> [Task description]: For the entries below, report every line that includes the word "title".

(Beginning of Data records)

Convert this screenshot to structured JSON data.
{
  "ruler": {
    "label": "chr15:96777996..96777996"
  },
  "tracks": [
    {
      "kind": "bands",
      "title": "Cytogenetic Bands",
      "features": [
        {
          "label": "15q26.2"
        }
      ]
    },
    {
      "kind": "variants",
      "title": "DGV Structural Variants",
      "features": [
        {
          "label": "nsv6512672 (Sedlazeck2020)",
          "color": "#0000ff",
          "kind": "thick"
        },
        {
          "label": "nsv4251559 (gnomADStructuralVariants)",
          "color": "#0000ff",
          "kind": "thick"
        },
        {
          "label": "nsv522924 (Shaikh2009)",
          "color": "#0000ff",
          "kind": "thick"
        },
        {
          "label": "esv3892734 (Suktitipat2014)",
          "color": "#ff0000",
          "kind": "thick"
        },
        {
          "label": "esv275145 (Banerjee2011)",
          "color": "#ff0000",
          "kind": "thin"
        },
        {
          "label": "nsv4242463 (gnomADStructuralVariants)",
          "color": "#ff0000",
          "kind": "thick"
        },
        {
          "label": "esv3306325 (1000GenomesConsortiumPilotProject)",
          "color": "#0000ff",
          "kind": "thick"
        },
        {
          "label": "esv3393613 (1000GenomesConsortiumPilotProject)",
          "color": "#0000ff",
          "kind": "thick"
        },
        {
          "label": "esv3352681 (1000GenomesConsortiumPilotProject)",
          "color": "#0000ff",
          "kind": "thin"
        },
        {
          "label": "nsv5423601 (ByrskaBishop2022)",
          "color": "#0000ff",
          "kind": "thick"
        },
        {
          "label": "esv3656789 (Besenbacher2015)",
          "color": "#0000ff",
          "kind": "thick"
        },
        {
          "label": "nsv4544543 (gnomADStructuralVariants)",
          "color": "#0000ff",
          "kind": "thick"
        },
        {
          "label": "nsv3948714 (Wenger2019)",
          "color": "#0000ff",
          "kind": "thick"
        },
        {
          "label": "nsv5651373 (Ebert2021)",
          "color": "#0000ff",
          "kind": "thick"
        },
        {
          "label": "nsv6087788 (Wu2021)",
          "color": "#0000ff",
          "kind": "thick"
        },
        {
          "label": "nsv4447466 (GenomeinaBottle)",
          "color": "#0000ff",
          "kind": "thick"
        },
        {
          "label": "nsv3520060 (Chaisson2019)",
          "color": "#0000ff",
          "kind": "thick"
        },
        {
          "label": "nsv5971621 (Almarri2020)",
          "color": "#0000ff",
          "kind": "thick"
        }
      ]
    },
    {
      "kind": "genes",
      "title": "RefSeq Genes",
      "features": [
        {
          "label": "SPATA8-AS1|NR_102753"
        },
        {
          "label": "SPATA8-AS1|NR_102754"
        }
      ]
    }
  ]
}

(End of Data records)

> [Answer for this exercise]:
      "title": "Cytogenetic Bands",
      "title": "DGV Structural Variants",
      "title": "RefSeq Genes",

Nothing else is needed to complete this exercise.